■ Stated task: Print the listing as it stands, omitting all images.

Part of a data file:

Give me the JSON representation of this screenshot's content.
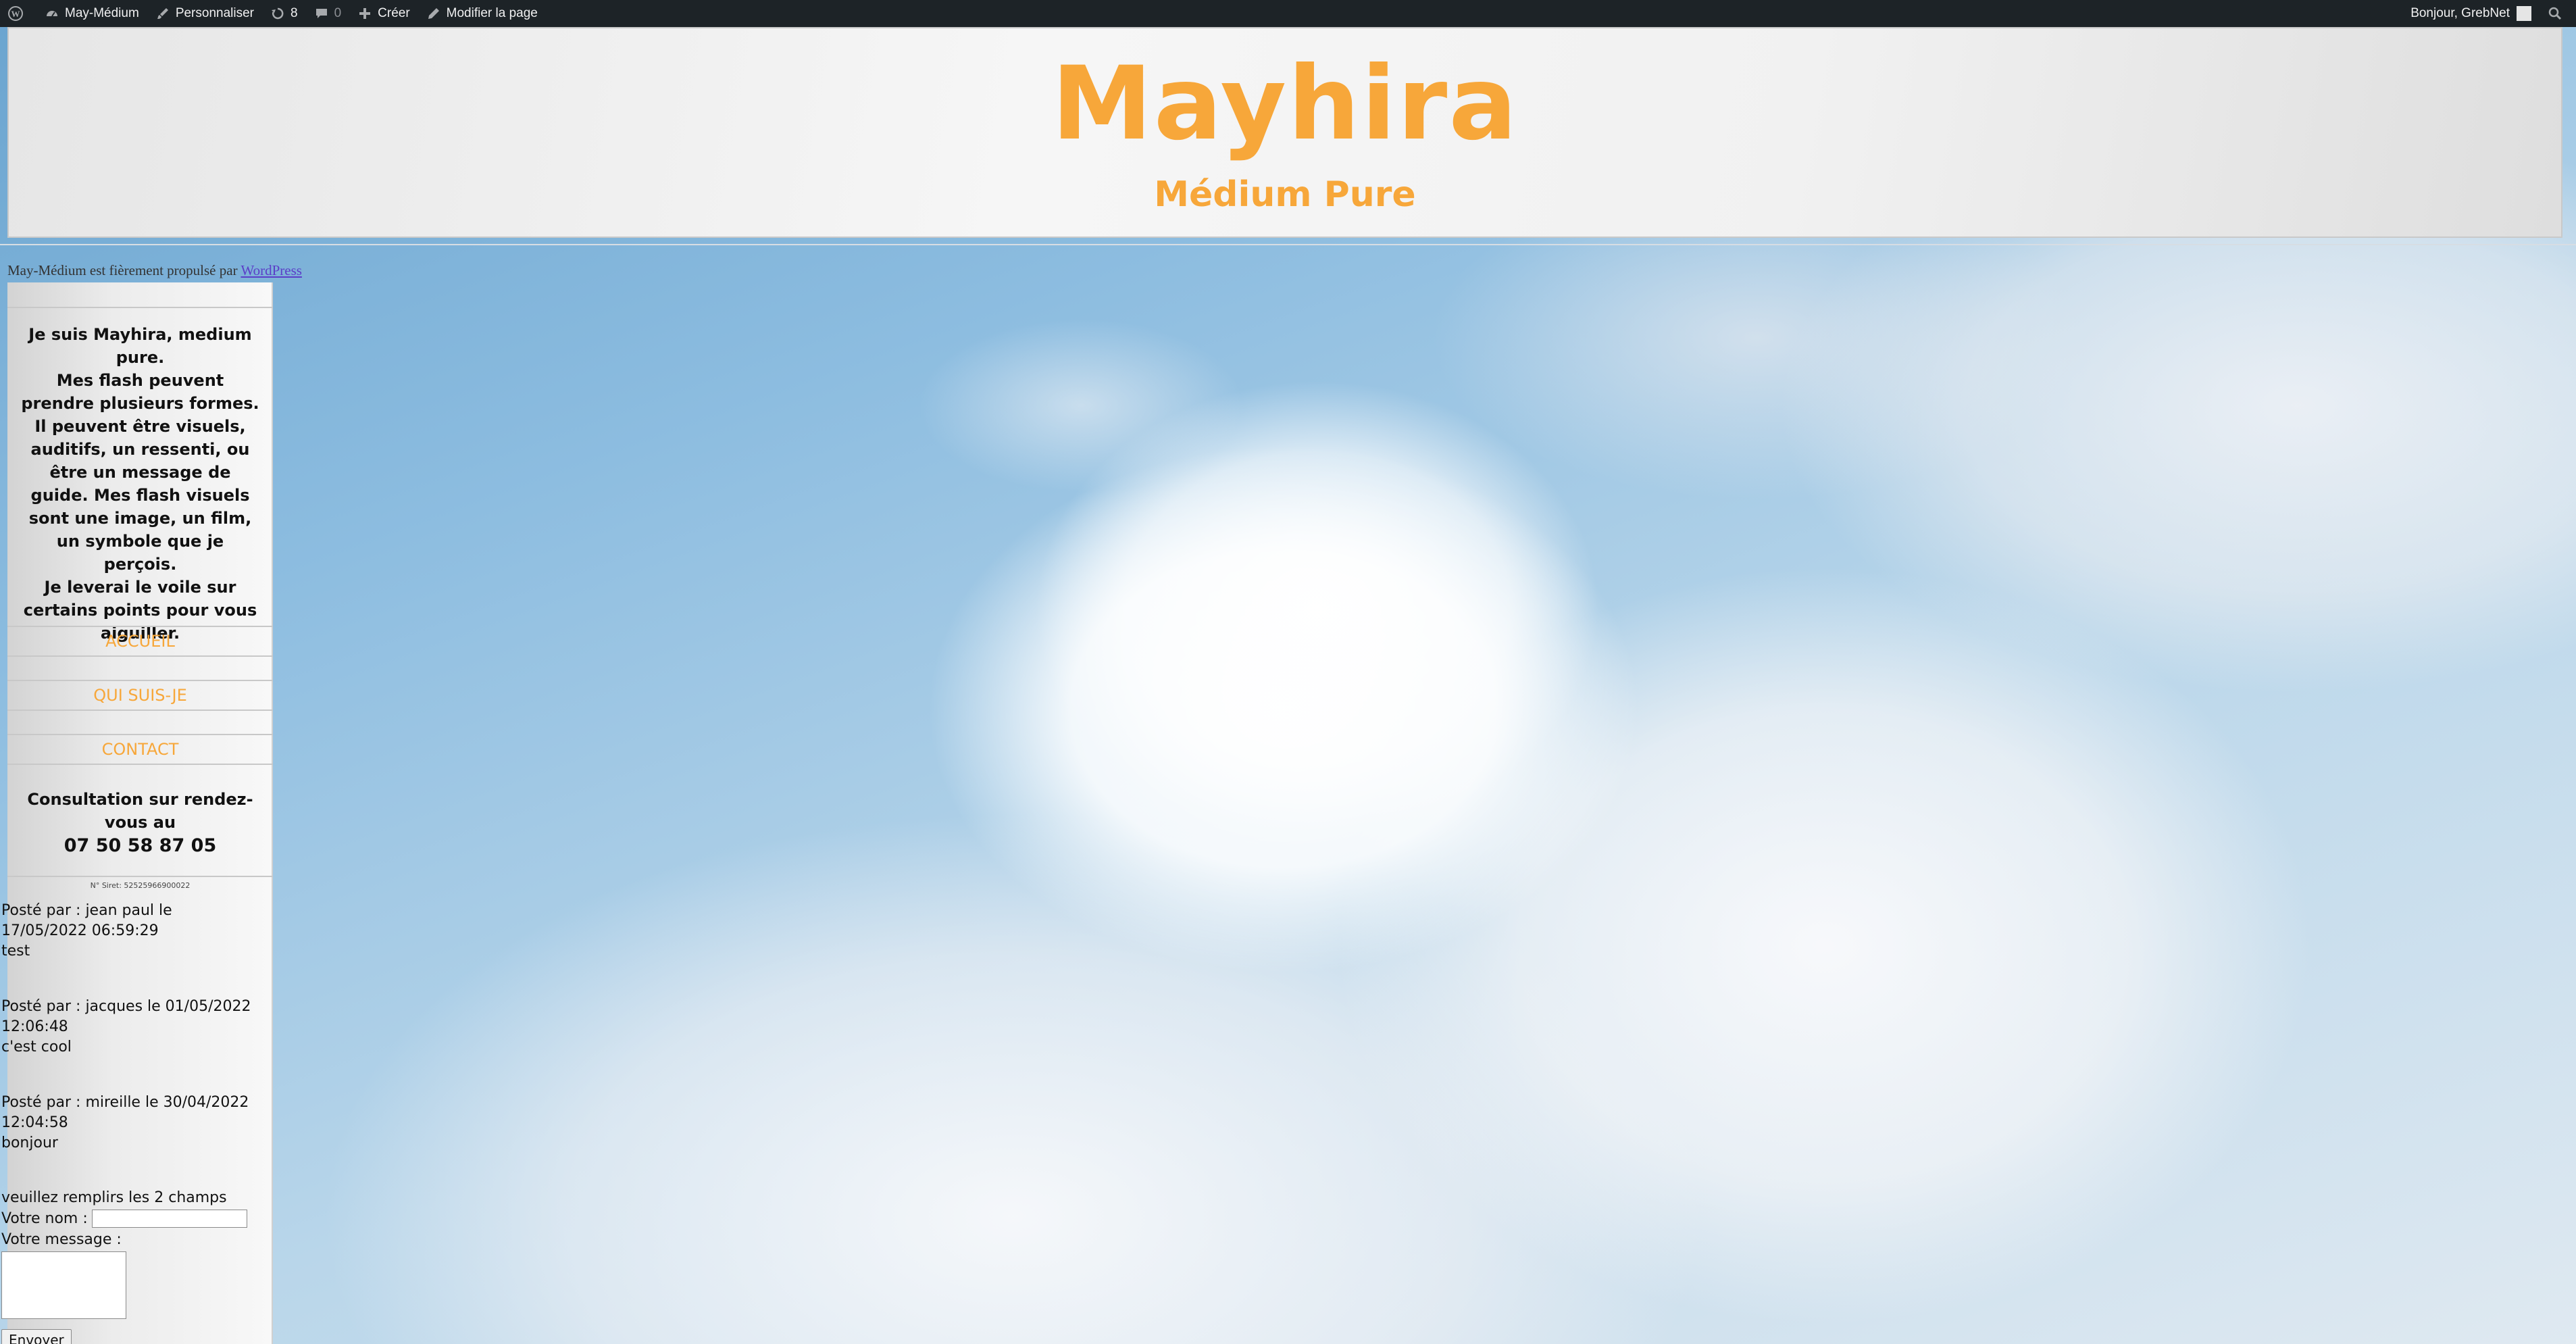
{
  "adminbar": {
    "site_name": "May-Médium",
    "customize": "Personnaliser",
    "updates_count": "8",
    "comments_count": "0",
    "create": "Créer",
    "edit_page": "Modifier la page",
    "greeting": "Bonjour, GrebNet"
  },
  "header": {
    "title": "Mayhira",
    "subtitle": "Médium Pure"
  },
  "powered": {
    "text": "May-Médium est fièrement propulsé par ",
    "link": "WordPress"
  },
  "sidebar": {
    "bio": [
      "Je suis Mayhira, medium pure.",
      "Mes flash peuvent prendre plusieurs formes. Il peuvent être visuels, auditifs, un ressenti, ou être un message de guide. Mes flash visuels sont une image, un film, un symbole que je perçois.",
      "Je leverai le voile sur certains points pour vous aiguiller."
    ],
    "menu": [
      "ACCUEIL",
      "QUI SUIS-JE",
      "CONTACT"
    ],
    "consult_text": "Consultation sur rendez-vous au",
    "phone": "07 50 58 87 05",
    "siret": "N° Siret: 52525966900022"
  },
  "comments": [
    {
      "meta": "Posté par : jean paul le 17/05/2022 06:59:29",
      "text": "test"
    },
    {
      "meta": "Posté par : jacques le 01/05/2022 12:06:48",
      "text": "c'est cool"
    },
    {
      "meta": "Posté par : mireille le 30/04/2022 12:04:58",
      "text": "bonjour"
    }
  ],
  "form": {
    "instruction": "veuillez remplirs les 2 champs",
    "name_label": "Votre nom :",
    "message_label": "Votre message :",
    "send": "Envoyer"
  },
  "colors": {
    "accent": "#f7a73a",
    "adminbar": "#1d2327"
  }
}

■ The result:
Give me the JSON representation of this screenshot's content.
{
  "adminbar": {
    "site_name": "May-Médium",
    "customize": "Personnaliser",
    "updates_count": "8",
    "comments_count": "0",
    "create": "Créer",
    "edit_page": "Modifier la page",
    "greeting": "Bonjour, GrebNet"
  },
  "header": {
    "title": "Mayhira",
    "subtitle": "Médium Pure"
  },
  "powered": {
    "text": "May-Médium est fièrement propulsé par ",
    "link": "WordPress"
  },
  "sidebar": {
    "bio": [
      "Je suis Mayhira, medium pure.",
      "Mes flash peuvent prendre plusieurs formes. Il peuvent être visuels, auditifs, un ressenti, ou être un message de guide. Mes flash visuels sont une image, un film, un symbole que je perçois.",
      "Je leverai le voile sur certains points pour vous aiguiller."
    ],
    "menu": [
      "ACCUEIL",
      "QUI SUIS-JE",
      "CONTACT"
    ],
    "consult_text": "Consultation sur rendez-vous au",
    "phone": "07 50 58 87 05",
    "siret": "N° Siret: 52525966900022"
  },
  "comments": [
    {
      "meta": "Posté par : jean paul le 17/05/2022 06:59:29",
      "text": "test"
    },
    {
      "meta": "Posté par : jacques le 01/05/2022 12:06:48",
      "text": "c'est cool"
    },
    {
      "meta": "Posté par : mireille le 30/04/2022 12:04:58",
      "text": "bonjour"
    }
  ],
  "form": {
    "instruction": "veuillez remplirs les 2 champs",
    "name_label": "Votre nom :",
    "message_label": "Votre message :",
    "send": "Envoyer"
  },
  "colors": {
    "accent": "#f7a73a",
    "adminbar": "#1d2327"
  }
}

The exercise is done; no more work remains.